* What is being asked:
Pull each line containing "SOCKET" out of the data and copy it.

* Records provided:
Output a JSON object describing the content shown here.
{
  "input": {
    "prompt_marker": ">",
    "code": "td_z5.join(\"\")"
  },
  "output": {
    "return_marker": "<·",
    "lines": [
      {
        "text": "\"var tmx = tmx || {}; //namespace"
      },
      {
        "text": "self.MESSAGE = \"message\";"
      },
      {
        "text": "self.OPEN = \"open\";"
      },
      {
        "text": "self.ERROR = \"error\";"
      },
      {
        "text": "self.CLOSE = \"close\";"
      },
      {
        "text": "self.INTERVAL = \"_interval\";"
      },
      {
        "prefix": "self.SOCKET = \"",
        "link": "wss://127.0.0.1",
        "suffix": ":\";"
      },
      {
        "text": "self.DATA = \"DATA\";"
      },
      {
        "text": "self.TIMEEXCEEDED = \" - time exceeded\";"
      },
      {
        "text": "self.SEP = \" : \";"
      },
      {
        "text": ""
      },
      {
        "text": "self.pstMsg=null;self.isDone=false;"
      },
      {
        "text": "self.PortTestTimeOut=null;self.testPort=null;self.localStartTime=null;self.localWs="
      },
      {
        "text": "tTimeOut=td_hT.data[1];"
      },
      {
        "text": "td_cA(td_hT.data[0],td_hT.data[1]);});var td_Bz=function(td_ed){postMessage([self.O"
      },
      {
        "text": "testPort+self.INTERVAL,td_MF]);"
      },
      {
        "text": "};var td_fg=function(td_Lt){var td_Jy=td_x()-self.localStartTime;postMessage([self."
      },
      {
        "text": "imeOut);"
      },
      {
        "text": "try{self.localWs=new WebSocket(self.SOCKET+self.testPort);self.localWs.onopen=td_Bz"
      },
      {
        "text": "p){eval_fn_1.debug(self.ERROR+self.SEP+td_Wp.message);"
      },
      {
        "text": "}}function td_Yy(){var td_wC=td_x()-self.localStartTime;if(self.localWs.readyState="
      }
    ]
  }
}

* Response for this exercise:
        "prefix": "self.SOCKET = \"",
        "text": "try{self.localWs=new WebSocket(self.SOCKET+self.testPort);self.localWs.onopen=td_Bz"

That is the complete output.